Saved data entries
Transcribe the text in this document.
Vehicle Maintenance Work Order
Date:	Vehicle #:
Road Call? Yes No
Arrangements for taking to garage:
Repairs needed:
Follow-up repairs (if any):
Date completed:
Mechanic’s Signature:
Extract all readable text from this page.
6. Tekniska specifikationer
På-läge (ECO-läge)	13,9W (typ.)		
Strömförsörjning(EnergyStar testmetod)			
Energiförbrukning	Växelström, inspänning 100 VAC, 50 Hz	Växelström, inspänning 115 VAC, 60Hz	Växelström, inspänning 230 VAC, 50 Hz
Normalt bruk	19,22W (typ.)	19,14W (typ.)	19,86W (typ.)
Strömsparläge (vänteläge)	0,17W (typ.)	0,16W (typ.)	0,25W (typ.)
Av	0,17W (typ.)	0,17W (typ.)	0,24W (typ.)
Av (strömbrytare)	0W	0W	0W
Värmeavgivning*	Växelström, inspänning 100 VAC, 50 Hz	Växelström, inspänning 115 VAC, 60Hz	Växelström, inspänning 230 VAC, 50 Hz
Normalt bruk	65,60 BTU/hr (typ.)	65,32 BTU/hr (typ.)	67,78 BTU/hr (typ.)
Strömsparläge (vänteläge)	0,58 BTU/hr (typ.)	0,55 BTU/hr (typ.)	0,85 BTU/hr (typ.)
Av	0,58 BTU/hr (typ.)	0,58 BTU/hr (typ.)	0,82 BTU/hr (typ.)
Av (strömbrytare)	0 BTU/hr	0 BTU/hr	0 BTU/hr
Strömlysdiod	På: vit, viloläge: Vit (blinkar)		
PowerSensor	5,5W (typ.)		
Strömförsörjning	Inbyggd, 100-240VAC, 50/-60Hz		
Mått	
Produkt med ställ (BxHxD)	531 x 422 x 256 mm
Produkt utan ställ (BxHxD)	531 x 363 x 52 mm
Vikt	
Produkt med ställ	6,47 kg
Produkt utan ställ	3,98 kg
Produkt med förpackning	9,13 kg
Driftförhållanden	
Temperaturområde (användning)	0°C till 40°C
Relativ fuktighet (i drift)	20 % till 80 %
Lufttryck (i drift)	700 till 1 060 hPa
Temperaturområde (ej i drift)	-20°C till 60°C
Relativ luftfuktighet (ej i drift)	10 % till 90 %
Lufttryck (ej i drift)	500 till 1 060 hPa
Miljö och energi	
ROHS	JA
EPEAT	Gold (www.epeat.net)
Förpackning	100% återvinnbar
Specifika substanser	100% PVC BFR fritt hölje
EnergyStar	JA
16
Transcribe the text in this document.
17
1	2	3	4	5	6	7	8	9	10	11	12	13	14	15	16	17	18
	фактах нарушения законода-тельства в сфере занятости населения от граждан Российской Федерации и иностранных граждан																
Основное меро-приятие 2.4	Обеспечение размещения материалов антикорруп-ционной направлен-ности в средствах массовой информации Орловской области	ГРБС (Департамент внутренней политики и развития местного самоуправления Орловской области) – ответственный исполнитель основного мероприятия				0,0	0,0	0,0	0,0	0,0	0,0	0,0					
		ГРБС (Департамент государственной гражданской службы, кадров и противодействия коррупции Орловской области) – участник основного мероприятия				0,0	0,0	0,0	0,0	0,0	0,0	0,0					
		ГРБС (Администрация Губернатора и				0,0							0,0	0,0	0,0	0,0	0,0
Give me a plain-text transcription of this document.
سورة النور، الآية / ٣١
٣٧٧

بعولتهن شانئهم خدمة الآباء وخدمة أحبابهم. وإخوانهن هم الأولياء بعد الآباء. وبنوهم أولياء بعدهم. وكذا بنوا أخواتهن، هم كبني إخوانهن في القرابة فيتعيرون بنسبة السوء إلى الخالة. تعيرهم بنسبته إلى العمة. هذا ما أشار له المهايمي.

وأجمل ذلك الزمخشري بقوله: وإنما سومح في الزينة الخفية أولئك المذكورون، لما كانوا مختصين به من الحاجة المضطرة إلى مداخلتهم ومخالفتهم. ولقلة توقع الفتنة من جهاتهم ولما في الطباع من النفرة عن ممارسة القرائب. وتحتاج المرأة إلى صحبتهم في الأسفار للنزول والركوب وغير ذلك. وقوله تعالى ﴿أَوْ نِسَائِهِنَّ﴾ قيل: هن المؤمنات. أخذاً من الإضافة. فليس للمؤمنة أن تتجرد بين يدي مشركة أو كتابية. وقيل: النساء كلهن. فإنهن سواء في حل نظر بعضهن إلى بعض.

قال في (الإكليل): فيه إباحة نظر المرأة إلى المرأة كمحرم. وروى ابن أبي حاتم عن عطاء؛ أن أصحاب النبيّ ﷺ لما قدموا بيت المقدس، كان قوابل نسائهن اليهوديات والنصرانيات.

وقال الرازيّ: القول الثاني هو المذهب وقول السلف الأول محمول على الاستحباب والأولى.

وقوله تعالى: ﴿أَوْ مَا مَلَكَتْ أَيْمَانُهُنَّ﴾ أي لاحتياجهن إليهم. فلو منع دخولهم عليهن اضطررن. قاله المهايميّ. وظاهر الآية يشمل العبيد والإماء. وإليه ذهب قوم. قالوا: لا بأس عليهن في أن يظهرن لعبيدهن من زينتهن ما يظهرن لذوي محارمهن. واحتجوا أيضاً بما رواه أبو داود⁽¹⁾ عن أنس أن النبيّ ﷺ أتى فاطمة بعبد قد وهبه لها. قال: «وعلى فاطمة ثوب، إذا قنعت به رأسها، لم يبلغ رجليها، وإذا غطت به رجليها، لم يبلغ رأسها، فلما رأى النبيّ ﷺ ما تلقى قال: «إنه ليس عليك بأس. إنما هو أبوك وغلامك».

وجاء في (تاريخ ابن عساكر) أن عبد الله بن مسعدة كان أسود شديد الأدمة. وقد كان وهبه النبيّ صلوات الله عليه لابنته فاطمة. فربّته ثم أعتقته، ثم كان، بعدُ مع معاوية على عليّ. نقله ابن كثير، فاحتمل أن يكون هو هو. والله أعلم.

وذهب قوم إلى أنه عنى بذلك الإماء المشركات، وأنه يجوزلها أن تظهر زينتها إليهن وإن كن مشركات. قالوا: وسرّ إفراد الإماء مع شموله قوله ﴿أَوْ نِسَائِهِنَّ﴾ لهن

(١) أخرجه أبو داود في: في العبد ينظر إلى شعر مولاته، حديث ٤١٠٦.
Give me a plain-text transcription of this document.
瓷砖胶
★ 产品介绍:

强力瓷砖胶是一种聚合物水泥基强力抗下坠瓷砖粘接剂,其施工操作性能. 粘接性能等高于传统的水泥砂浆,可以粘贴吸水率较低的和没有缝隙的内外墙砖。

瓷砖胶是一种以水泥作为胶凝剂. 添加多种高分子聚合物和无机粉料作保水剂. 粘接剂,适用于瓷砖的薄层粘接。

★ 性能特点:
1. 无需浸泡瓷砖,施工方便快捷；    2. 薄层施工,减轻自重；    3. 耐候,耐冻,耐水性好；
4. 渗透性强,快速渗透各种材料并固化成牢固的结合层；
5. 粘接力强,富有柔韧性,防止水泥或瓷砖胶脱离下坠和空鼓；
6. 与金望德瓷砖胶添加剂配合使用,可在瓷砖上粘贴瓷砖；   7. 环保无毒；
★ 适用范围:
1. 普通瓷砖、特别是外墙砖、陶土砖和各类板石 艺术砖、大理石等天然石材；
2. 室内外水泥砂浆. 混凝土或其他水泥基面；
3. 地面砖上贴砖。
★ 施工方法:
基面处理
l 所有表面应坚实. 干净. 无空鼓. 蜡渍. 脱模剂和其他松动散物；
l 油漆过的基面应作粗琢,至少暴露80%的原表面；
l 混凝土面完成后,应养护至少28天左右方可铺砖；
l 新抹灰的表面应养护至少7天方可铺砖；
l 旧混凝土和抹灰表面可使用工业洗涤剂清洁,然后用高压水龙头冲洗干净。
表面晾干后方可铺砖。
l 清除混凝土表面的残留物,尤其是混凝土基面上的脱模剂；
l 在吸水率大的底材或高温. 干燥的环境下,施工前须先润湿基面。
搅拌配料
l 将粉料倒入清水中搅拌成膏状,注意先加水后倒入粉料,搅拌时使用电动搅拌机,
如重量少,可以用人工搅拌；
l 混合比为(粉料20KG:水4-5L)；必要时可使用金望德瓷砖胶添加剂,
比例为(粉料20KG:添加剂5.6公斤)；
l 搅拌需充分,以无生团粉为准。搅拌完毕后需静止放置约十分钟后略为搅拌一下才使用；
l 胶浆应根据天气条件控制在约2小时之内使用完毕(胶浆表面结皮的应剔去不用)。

STATED EXERCISE
Copy all lines from the data that hold the word "Lufttryck".

COMPLETE RESPONSE
Lufttryck (i drift)	700 till 1 060 hPa
Lufttryck (ej i drift)	500 till 1 060 hPa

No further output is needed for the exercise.